Work required> The data below must be copied in full and without any change.

Excerpted records>
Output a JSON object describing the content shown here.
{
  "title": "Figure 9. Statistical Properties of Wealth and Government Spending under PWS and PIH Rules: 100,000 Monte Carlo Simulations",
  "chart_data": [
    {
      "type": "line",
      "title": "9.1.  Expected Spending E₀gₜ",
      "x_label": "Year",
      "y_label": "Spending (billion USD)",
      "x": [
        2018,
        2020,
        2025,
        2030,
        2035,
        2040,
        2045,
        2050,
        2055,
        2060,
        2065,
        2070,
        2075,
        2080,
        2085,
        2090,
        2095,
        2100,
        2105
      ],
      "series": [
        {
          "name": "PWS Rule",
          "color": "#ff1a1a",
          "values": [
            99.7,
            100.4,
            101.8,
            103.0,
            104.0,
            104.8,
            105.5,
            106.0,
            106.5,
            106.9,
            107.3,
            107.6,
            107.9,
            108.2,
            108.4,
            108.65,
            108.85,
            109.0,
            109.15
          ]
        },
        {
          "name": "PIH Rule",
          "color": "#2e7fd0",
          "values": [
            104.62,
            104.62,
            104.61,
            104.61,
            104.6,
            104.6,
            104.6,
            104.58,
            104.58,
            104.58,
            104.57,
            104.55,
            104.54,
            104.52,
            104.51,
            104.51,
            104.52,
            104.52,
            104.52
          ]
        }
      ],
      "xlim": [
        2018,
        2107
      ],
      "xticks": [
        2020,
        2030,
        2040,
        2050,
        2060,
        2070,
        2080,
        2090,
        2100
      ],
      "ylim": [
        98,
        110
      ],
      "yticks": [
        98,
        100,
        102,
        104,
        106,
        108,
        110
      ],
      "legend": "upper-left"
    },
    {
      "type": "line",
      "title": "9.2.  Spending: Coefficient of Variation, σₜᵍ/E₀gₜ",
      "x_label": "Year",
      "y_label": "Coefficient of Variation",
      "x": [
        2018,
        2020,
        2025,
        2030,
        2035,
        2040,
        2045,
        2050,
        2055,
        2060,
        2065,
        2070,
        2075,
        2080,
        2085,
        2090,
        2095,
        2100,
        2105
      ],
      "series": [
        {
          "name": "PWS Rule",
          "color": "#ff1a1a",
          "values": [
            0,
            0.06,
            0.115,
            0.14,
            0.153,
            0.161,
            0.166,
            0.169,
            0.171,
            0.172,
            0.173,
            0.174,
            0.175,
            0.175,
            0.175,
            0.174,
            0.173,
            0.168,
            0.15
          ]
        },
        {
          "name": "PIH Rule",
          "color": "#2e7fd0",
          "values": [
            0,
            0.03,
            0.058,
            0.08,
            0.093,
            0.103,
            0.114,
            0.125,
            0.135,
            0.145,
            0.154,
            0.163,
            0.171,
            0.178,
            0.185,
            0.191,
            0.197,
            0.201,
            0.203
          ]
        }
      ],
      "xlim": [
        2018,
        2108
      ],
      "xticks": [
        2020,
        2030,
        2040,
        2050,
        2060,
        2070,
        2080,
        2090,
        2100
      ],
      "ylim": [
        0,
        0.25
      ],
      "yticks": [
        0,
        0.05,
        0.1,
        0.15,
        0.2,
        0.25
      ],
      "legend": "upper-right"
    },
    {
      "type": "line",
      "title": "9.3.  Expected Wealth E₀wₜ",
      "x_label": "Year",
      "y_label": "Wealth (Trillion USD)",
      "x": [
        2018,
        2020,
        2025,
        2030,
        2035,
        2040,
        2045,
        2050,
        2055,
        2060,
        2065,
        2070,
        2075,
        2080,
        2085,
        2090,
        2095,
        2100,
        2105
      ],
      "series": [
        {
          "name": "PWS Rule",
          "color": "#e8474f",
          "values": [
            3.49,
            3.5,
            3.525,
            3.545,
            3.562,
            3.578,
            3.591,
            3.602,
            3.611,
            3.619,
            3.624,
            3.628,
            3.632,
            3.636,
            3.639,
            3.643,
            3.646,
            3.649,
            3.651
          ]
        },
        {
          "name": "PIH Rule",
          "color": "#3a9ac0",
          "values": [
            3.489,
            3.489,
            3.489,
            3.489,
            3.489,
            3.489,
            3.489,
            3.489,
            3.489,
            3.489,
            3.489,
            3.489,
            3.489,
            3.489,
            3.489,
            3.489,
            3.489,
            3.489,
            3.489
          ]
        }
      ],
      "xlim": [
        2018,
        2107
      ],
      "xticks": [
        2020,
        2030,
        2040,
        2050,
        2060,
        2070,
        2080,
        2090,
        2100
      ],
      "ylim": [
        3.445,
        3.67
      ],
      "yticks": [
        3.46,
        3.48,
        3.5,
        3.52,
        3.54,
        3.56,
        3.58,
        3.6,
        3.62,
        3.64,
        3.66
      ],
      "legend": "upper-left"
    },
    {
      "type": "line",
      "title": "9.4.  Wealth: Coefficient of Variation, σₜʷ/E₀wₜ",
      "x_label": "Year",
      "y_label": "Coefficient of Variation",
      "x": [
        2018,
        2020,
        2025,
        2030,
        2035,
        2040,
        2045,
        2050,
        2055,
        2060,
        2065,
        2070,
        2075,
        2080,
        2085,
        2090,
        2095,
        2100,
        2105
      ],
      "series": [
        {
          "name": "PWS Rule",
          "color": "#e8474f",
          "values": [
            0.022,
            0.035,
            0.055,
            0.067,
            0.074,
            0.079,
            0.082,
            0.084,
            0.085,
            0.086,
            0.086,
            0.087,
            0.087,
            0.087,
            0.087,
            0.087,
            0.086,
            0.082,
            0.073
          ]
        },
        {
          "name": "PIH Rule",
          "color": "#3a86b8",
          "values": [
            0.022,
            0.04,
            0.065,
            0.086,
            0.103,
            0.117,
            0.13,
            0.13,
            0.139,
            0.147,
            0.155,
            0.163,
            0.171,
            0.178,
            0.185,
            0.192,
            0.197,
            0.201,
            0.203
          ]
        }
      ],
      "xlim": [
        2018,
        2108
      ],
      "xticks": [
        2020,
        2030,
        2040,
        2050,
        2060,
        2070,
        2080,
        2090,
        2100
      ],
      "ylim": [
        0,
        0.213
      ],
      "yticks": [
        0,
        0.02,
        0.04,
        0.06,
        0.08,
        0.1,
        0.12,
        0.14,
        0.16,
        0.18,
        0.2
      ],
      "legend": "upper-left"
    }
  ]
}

Exercise output>
Output a JSON object describing the content shown here.
{
  "title": "Figure 9. Statistical Properties of Wealth and Government Spending under PWS and PIH Rules: 100,000 Monte Carlo Simulations",
  "chart_data": [
    {
      "type": "line",
      "title": "9.1.  Expected Spending E₀gₜ",
      "x_label": "Year",
      "y_label": "Spending (billion USD)",
      "x": [
        2018,
        2020,
        2025,
        2030,
        2035,
        2040,
        2045,
        2050,
        2055,
        2060,
        2065,
        2070,
        2075,
        2080,
        2085,
        2090,
        2095,
        2100,
        2105
      ],
      "series": [
        {
          "name": "PWS Rule",
          "color": "#ff1a1a",
          "values": [
            99.7,
            100.4,
            101.8,
            103.0,
            104.0,
            104.8,
            105.5,
            106.0,
            106.5,
            106.9,
            107.3,
            107.6,
            107.9,
            108.2,
            108.4,
            108.65,
            108.85,
            109.0,
            109.15
          ]
        },
        {
          "name": "PIH Rule",
          "color": "#2e7fd0",
          "values": [
            104.62,
            104.62,
            104.61,
            104.61,
            104.6,
            104.6,
            104.6,
            104.58,
            104.58,
            104.58,
            104.57,
            104.55,
            104.54,
            104.52,
            104.51,
            104.51,
            104.52,
            104.52,
            104.52
          ]
        }
      ],
      "xlim": [
        2018,
        2107
      ],
      "xticks": [
        2020,
        2030,
        2040,
        2050,
        2060,
        2070,
        2080,
        2090,
        2100
      ],
      "ylim": [
        98,
        110
      ],
      "yticks": [
        98,
        100,
        102,
        104,
        106,
        108,
        110
      ],
      "legend": "upper-left"
    },
    {
      "type": "line",
      "title": "9.2.  Spending: Coefficient of Variation, σₜᵍ/E₀gₜ",
      "x_label": "Year",
      "y_label": "Coefficient of Variation",
      "x": [
        2018,
        2020,
        2025,
        2030,
        2035,
        2040,
        2045,
        2050,
        2055,
        2060,
        2065,
        2070,
        2075,
        2080,
        2085,
        2090,
        2095,
        2100,
        2105
      ],
      "series": [
        {
          "name": "PWS Rule",
          "color": "#ff1a1a",
          "values": [
            0,
            0.06,
            0.115,
            0.14,
            0.153,
            0.161,
            0.166,
            0.169,
            0.171,
            0.172,
            0.173,
            0.174,
            0.175,
            0.175,
            0.175,
            0.174,
            0.173,
            0.168,
            0.15
          ]
        },
        {
          "name": "PIH Rule",
          "color": "#2e7fd0",
          "values": [
            0,
            0.03,
            0.058,
            0.08,
            0.093,
            0.103,
            0.114,
            0.125,
            0.135,
            0.145,
            0.154,
            0.163,
            0.171,
            0.178,
            0.185,
            0.191,
            0.197,
            0.201,
            0.203
          ]
        }
      ],
      "xlim": [
        2018,
        2108
      ],
      "xticks": [
        2020,
        2030,
        2040,
        2050,
        2060,
        2070,
        2080,
        2090,
        2100
      ],
      "ylim": [
        0,
        0.25
      ],
      "yticks": [
        0,
        0.05,
        0.1,
        0.15,
        0.2,
        0.25
      ],
      "legend": "upper-right"
    },
    {
      "type": "line",
      "title": "9.3.  Expected Wealth E₀wₜ",
      "x_label": "Year",
      "y_label": "Wealth (Trillion USD)",
      "x": [
        2018,
        2020,
        2025,
        2030,
        2035,
        2040,
        2045,
        2050,
        2055,
        2060,
        2065,
        2070,
        2075,
        2080,
        2085,
        2090,
        2095,
        2100,
        2105
      ],
      "series": [
        {
          "name": "PWS Rule",
          "color": "#e8474f",
          "values": [
            3.49,
            3.5,
            3.525,
            3.545,
            3.562,
            3.578,
            3.591,
            3.602,
            3.611,
            3.619,
            3.624,
            3.628,
            3.632,
            3.636,
            3.639,
            3.643,
            3.646,
            3.649,
            3.651
          ]
        },
        {
          "name": "PIH Rule",
          "color": "#3a9ac0",
          "values": [
            3.489,
            3.489,
            3.489,
            3.489,
            3.489,
            3.489,
            3.489,
            3.489,
            3.489,
            3.489,
            3.489,
            3.489,
            3.489,
            3.489,
            3.489,
            3.489,
            3.489,
            3.489,
            3.489
          ]
        }
      ],
      "xlim": [
        2018,
        2107
      ],
      "xticks": [
        2020,
        2030,
        2040,
        2050,
        2060,
        2070,
        2080,
        2090,
        2100
      ],
      "ylim": [
        3.445,
        3.67
      ],
      "yticks": [
        3.46,
        3.48,
        3.5,
        3.52,
        3.54,
        3.56,
        3.58,
        3.6,
        3.62,
        3.64,
        3.66
      ],
      "legend": "upper-left"
    },
    {
      "type": "line",
      "title": "9.4.  Wealth: Coefficient of Variation, σₜʷ/E₀wₜ",
      "x_label": "Year",
      "y_label": "Coefficient of Variation",
      "x": [
        2018,
        2020,
        2025,
        2030,
        2035,
        2040,
        2045,
        2050,
        2055,
        2060,
        2065,
        2070,
        2075,
        2080,
        2085,
        2090,
        2095,
        2100,
        2105
      ],
      "series": [
        {
          "name": "PWS Rule",
          "color": "#e8474f",
          "values": [
            0.022,
            0.035,
            0.055,
            0.067,
            0.074,
            0.079,
            0.082,
            0.084,
            0.085,
            0.086,
            0.086,
            0.087,
            0.087,
            0.087,
            0.087,
            0.087,
            0.086,
            0.082,
            0.073
          ]
        },
        {
          "name": "PIH Rule",
          "color": "#3a86b8",
          "values": [
            0.022,
            0.04,
            0.065,
            0.086,
            0.103,
            0.117,
            0.13,
            0.13,
            0.139,
            0.147,
            0.155,
            0.163,
            0.171,
            0.178,
            0.185,
            0.192,
            0.197,
            0.201,
            0.203
          ]
        }
      ],
      "xlim": [
        2018,
        2108
      ],
      "xticks": [
        2020,
        2030,
        2040,
        2050,
        2060,
        2070,
        2080,
        2090,
        2100
      ],
      "ylim": [
        0,
        0.213
      ],
      "yticks": [
        0,
        0.02,
        0.04,
        0.06,
        0.08,
        0.1,
        0.12,
        0.14,
        0.16,
        0.18,
        0.2
      ],
      "legend": "upper-left"
    }
  ]
}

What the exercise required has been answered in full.